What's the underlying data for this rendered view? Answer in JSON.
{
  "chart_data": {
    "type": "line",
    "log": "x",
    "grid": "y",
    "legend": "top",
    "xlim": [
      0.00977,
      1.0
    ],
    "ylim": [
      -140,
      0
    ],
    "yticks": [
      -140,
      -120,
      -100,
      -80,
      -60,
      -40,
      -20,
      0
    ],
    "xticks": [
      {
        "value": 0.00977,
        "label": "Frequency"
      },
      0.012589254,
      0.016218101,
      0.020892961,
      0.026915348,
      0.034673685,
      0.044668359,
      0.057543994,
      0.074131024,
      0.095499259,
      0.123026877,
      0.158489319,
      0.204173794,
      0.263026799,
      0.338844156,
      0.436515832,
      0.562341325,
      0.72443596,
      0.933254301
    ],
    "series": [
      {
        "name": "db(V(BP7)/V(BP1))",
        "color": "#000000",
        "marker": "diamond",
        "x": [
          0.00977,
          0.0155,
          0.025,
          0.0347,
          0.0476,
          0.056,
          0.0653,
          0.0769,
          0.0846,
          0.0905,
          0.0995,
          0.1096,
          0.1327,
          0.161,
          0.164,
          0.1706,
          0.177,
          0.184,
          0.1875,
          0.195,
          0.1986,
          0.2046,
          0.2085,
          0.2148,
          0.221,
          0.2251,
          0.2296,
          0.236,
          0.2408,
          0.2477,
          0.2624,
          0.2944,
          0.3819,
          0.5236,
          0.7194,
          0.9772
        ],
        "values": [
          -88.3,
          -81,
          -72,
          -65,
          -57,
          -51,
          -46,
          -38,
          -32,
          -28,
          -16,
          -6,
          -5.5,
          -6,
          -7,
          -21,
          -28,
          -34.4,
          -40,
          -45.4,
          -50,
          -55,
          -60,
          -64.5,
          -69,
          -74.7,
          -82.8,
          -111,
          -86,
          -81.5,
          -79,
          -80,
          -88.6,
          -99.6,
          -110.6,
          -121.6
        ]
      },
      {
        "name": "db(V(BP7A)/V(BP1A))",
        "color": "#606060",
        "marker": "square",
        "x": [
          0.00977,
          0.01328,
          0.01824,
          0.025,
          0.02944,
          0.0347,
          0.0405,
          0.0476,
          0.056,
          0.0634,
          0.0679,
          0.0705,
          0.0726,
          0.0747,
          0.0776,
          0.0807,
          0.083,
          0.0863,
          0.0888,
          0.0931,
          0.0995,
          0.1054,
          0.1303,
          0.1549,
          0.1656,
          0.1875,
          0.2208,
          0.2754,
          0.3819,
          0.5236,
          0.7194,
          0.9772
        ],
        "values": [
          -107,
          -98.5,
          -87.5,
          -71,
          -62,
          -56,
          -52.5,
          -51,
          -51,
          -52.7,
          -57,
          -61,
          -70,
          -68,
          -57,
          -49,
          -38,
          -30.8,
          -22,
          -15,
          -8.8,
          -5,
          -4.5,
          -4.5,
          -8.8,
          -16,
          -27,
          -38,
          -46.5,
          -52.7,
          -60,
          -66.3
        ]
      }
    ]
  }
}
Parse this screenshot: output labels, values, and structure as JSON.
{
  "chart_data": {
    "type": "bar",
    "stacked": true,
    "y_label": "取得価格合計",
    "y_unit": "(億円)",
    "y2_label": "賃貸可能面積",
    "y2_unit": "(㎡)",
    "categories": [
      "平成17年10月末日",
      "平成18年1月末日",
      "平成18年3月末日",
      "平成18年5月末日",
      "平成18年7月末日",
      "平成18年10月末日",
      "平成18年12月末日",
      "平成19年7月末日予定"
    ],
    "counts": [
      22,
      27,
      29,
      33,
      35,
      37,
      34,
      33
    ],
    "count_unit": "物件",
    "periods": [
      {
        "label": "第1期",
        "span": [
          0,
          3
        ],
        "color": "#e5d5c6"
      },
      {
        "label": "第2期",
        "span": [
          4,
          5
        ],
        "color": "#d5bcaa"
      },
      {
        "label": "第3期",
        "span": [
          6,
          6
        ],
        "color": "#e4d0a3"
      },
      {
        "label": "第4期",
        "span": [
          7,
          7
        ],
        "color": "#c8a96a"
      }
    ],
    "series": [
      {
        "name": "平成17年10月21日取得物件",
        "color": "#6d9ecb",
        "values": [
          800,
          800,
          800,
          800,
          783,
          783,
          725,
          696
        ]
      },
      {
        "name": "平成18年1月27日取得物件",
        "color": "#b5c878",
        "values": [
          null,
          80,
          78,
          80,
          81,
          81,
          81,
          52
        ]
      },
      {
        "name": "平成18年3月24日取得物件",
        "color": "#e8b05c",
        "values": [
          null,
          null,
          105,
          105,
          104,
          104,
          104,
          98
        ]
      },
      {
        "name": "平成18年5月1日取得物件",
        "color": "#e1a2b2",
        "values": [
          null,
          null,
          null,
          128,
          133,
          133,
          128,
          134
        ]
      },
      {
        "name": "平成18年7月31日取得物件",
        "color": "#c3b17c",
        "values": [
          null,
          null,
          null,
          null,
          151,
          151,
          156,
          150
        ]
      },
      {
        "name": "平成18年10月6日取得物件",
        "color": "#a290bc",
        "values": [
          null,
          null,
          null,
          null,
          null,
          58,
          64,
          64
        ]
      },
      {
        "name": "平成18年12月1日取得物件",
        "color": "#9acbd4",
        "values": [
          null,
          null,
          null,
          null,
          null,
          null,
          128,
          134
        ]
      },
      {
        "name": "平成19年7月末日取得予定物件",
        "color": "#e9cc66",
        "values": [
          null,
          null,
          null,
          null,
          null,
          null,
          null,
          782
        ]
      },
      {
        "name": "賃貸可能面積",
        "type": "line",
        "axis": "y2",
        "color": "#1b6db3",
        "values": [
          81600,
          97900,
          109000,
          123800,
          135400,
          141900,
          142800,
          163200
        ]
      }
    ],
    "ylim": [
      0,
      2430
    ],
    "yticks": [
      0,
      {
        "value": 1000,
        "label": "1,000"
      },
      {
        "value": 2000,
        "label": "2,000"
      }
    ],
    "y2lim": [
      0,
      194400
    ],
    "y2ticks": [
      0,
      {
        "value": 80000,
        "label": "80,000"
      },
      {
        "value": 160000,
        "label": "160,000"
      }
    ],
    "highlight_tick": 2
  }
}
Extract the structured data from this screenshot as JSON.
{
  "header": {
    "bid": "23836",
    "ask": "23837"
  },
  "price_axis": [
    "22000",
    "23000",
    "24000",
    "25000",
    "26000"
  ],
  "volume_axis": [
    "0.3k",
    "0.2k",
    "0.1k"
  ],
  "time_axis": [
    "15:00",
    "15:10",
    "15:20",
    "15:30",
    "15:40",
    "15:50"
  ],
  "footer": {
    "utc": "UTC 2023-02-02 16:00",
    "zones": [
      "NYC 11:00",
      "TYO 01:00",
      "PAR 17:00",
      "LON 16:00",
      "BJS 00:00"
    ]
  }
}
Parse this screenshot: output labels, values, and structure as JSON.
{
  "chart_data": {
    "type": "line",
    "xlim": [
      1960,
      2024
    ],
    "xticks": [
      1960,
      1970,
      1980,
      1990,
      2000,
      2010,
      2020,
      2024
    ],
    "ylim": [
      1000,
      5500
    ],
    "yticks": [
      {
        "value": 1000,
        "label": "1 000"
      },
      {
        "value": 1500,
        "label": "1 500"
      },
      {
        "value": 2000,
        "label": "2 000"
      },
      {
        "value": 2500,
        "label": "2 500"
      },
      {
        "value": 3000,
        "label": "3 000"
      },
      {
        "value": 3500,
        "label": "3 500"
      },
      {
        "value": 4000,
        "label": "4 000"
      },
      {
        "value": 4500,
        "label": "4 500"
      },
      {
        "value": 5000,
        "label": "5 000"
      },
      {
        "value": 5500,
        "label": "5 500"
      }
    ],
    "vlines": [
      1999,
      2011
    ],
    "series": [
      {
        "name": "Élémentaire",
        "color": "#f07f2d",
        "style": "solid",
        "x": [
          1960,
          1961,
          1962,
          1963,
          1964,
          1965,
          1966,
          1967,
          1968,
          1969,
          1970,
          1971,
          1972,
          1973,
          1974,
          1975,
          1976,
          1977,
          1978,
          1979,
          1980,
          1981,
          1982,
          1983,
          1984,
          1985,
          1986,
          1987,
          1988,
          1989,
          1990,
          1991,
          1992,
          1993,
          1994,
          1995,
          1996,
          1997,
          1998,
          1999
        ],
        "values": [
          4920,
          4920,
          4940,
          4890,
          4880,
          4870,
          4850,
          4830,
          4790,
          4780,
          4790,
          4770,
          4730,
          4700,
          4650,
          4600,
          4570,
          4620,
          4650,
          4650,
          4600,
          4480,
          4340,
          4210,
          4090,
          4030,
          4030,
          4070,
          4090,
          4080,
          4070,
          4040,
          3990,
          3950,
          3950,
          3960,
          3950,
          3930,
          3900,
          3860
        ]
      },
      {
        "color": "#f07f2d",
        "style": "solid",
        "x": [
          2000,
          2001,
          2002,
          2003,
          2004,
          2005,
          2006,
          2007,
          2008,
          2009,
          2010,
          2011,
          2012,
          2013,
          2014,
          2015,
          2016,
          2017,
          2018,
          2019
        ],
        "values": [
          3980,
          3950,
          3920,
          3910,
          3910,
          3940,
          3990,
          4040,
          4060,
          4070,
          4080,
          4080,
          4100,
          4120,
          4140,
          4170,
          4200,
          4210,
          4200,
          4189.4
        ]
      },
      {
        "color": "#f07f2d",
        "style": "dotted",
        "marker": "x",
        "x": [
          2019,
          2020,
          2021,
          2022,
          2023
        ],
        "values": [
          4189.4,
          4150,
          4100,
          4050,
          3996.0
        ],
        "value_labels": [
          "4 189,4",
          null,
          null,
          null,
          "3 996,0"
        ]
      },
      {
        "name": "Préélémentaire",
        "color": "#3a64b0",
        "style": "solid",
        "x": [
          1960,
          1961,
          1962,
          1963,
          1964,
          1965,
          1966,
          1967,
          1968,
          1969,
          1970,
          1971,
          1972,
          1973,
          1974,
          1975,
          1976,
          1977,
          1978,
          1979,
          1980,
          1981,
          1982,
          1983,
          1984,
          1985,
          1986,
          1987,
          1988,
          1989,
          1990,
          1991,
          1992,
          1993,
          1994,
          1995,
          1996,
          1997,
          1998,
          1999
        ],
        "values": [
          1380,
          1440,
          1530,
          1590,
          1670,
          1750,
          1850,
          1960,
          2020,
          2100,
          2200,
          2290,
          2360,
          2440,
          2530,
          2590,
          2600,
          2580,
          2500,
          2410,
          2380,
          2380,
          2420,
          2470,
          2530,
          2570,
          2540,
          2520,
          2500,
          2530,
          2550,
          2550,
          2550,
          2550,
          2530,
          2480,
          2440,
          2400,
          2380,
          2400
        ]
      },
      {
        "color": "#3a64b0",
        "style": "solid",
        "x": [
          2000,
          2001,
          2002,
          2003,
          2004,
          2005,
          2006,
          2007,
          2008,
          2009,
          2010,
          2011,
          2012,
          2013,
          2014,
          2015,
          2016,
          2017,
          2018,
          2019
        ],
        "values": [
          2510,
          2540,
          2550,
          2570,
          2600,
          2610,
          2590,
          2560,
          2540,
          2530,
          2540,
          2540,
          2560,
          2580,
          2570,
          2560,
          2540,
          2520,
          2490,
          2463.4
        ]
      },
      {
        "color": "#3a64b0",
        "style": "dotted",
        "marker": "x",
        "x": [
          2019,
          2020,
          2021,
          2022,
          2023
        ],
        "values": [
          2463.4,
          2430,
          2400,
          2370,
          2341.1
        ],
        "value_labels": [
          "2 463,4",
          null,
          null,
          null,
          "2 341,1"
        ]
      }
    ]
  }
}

◆ ◆ ◆ ◆

**SHORT EXERCISE**
Find how many lines of the entries contain "marker". Respond with the number only.

**SOLUTION TO THIS TASK**
4